## Goal
Which lines in the records below contain the word "doctor"? Copy each of them.

## Task input
☆ ☆ ☆ ☆ ☆ ☆ ☆
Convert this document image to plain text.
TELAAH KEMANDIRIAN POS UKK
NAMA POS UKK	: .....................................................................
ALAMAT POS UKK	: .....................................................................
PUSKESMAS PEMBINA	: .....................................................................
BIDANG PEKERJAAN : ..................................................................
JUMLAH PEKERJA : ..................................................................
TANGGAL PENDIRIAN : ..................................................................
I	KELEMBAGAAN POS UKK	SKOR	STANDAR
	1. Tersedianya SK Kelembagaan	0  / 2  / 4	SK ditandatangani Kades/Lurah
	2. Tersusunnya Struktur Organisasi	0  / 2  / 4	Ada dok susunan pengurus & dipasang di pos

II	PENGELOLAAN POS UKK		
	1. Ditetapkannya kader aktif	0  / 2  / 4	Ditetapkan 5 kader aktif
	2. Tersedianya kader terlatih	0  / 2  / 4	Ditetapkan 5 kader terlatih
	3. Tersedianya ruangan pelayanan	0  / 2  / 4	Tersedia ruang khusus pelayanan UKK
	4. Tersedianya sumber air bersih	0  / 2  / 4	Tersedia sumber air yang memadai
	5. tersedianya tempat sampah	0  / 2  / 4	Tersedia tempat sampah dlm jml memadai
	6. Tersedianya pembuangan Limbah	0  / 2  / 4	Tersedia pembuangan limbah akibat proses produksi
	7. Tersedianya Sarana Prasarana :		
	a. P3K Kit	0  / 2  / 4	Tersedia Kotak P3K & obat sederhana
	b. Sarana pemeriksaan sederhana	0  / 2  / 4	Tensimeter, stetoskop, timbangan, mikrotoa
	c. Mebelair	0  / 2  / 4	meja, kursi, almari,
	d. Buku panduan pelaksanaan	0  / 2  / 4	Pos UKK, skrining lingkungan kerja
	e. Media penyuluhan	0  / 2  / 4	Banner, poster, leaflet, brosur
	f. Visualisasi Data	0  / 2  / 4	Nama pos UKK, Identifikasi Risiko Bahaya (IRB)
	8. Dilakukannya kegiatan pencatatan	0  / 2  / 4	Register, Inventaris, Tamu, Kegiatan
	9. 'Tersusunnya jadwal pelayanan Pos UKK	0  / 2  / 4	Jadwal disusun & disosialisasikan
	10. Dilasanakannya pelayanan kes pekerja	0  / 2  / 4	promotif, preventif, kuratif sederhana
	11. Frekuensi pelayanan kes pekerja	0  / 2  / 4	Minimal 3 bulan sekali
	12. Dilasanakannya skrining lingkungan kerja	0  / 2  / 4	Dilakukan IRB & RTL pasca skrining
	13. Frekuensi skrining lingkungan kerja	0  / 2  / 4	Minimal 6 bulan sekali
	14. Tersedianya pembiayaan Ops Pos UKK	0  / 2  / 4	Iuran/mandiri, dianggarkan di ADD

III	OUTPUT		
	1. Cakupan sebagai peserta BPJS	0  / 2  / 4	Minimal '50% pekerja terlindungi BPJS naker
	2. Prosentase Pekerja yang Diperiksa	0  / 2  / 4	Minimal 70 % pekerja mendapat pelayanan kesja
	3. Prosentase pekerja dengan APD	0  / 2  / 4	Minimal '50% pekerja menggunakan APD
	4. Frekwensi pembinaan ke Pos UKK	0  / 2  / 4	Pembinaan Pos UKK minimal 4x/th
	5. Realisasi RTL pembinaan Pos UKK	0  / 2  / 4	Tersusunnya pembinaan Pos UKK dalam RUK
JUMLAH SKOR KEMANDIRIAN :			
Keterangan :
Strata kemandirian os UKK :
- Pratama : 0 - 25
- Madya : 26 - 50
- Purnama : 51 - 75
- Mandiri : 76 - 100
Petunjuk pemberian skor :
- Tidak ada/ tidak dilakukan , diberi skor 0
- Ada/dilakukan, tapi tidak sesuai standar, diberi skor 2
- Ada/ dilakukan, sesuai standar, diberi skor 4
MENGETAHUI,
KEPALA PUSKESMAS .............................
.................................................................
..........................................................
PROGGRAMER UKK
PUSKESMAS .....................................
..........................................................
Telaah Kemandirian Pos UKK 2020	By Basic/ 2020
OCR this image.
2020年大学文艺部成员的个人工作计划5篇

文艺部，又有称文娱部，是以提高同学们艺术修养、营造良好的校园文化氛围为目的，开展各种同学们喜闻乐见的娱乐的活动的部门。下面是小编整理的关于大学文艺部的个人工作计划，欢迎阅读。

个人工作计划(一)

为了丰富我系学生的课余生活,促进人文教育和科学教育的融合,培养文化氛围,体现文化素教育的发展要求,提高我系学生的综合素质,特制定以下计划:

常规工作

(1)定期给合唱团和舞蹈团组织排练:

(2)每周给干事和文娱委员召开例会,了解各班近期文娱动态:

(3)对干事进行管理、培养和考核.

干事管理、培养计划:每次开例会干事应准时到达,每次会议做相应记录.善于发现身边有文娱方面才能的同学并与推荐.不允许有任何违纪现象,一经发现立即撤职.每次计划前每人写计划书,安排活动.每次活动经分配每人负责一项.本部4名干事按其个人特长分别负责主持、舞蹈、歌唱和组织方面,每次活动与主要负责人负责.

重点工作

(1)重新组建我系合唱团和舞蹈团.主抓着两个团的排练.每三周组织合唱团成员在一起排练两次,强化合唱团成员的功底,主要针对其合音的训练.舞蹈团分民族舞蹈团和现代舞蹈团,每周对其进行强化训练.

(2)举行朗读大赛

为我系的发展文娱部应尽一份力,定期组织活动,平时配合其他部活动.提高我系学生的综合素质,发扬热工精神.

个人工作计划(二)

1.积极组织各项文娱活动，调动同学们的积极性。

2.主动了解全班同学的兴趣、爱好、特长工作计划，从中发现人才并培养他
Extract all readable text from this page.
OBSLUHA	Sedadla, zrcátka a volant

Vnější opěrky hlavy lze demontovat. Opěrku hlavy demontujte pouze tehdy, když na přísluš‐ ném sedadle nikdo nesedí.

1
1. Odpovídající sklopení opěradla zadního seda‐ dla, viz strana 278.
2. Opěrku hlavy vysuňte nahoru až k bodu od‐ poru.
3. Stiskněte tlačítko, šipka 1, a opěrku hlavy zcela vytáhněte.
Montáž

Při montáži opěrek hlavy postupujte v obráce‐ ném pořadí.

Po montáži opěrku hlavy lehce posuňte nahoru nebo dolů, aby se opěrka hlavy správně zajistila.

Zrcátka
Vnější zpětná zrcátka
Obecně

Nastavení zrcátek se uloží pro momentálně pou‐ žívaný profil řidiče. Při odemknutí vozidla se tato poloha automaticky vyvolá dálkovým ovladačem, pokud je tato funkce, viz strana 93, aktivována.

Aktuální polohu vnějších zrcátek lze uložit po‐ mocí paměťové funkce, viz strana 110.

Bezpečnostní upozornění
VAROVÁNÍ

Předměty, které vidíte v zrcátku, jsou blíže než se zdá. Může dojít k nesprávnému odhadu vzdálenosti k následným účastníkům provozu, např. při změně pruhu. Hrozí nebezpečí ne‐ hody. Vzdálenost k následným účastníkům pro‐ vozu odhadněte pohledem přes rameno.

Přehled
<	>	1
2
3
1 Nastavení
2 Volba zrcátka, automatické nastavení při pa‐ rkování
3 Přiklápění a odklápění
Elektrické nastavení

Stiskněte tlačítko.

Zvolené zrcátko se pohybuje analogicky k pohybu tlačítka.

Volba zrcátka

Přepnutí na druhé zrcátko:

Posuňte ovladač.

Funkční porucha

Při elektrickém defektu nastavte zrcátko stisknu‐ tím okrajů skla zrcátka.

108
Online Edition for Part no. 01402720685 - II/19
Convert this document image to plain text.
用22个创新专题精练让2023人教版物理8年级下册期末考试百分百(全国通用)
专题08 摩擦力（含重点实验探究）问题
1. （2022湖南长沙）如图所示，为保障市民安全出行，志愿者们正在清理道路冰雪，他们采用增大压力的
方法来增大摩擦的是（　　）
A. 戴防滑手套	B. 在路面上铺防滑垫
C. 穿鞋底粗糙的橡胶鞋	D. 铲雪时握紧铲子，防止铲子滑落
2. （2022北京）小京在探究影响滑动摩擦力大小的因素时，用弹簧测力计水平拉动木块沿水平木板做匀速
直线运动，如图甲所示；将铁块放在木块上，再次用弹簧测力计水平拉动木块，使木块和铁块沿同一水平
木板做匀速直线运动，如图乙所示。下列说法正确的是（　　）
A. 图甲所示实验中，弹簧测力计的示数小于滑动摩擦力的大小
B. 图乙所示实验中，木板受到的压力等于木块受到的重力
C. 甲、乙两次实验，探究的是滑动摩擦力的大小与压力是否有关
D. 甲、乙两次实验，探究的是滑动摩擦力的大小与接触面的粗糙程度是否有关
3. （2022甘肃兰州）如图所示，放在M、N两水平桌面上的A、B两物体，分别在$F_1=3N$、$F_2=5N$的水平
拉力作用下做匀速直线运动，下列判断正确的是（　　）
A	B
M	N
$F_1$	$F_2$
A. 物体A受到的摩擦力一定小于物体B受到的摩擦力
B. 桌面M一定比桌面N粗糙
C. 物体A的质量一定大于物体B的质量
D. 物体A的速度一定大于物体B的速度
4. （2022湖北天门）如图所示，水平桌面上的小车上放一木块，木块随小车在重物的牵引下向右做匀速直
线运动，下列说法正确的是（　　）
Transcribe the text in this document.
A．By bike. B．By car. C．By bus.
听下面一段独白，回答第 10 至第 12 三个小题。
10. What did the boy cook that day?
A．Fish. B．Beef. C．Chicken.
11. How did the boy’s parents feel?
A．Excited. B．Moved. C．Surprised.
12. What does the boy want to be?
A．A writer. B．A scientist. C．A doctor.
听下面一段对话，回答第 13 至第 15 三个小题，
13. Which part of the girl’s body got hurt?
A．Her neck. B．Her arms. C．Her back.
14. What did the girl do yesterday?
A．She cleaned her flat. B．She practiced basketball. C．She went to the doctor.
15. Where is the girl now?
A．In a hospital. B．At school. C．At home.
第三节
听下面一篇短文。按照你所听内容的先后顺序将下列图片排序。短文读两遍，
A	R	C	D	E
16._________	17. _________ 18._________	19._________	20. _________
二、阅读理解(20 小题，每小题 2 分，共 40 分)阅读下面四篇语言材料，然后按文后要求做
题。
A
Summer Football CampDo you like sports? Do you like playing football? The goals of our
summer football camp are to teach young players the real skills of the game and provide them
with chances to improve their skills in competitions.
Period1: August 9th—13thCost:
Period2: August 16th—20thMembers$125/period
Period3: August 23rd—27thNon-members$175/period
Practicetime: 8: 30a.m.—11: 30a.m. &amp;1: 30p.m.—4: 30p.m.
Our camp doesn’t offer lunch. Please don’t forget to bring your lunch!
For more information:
☆ ☆ ☆ ☆ ☆ ☆ ☆
## Answer for the task
A．A writer. B．A scientist. C．A doctor.
A．She cleaned her flat. B．She practiced basketball. C．She went to the doctor.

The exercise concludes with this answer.